▸ Text section:
================

I Didn't Choose the Middle East — The Middle East Chose Me (2006 Lebanon War)
- Vanessa Chamma

- May 30
- 4 min read
Updated: 7 days ago
It was July 2006. I was on the 13th floor of a building in Beirut when a warhead flew past my bedroom window. Not in a movie. Not in a TV series. In real life — my real life.
ORIENTE HISTORY | VANESSA CHAMMA

I had traveled to Lebanon to visit family. I am the granddaughter of Lebanese immigrants on my father's side, and that land had always been part of me long before I understood what that truly meant.
"What was supposed to be a family visit turned, within days, into one of the most intense experiences a person can live through: being caught in the middle of a war".
The Beirut airport had been bombed. I couldn't photograph anything — a camera flash was a real risk in a conflict zone. The only record I have of those days is a news article published in the Estado de São Paulo newspaper on July 19, 2006, reporting the evacuation of Brazilian citizens by the Brazilian Air Force. My name is there: "said Inês Chamma, who was waiting for her daughter Vanessa, 32, who had been vacationing in the south of the country for two months."
My mother was waiting for me at Guarulhos Airport in São Paulo. I was trying to survive in Beirut.

July 12, 2006. The Day Began Like Any Other in Beirut
We were in a car crossing the bridge connecting the capital to southern Lebanon. We crossed it. We drove on. Minutes later, the bridge exploded — destroyed by an Israeli airstrike. There was no time to process it: the war had begun, and I was mere meters from the first impact.

================

▸ The data:

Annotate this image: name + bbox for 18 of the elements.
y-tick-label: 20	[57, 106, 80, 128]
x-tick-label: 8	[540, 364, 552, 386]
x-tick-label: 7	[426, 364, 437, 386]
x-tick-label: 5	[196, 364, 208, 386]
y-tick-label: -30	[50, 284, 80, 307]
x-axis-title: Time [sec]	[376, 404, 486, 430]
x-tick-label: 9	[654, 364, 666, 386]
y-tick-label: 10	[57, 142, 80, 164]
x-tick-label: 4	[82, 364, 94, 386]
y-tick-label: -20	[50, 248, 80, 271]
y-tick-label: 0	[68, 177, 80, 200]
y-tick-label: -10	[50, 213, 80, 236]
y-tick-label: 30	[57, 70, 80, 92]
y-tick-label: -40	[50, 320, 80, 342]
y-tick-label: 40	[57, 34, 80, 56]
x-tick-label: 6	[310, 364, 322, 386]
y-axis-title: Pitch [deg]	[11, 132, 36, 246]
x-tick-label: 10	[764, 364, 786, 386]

================

▸ Exercise A:
In the 2006 Lebanon War account, which newspaper published the article that is the only record of those days?
▸ Exercise B:
List every date in the 2006 Lebanon War account that includes a day of the month.
▸ Exercise C:
Carry on the 2006 Lebanon War account from its last sentence.
The rows play no part in this.

▸ Reply A:
The Estado de São Paulo newspaper.

▸ Reply B:
May 30; July 19, 2006; July 12, 2006

▸ Reply C:
That night, I sat in front of a television and watched Hassan Nasrallah, Secretary-General of Hezbollah, deliver a speech broadcast on Al-Manar. He announced the next steps of the conflict with calculated coldness. It wasn't rhetoric — it was a script. And the script was being followed in real time as he spoke.
In the days that followed, I traveled to the coastal city of Tyre — Sur, in southern Lebanon. It was there that I witnessed, with my own eyes, the Israeli Navy vessel INS Hanit being struck by a C-802 missile fired by Hezbollah. The ship caught fire at sea. It would become the first successful Hezbollah attack on an Israeli warship — a milestone that few analysts fully grasped at the time, but one that would later become central to my undergraduate thesis.
Back in Beirut, that's when the warhead flew past.
I was on the 13th floor. The building shook. Rafik Hariri International Airport had been hit — Israel destroyed the runway to isolate Lebanon and cut off Hezbollah's resupply lines. From that moment on, leaving the country stopped being an option and became a mission.
To reach the Brazilian Consulate in Beirut and confirm my place on the evacuation list, we drove through the collapsing city. At one point, an Israeli fighter jet trailed our car for part of the journey. We were not soldiers. We were not targets. We were civilians in a car, in a city being destroyed — and the warplane was up there above us, a reminder that in that moment, none of those distinctions mattered very much.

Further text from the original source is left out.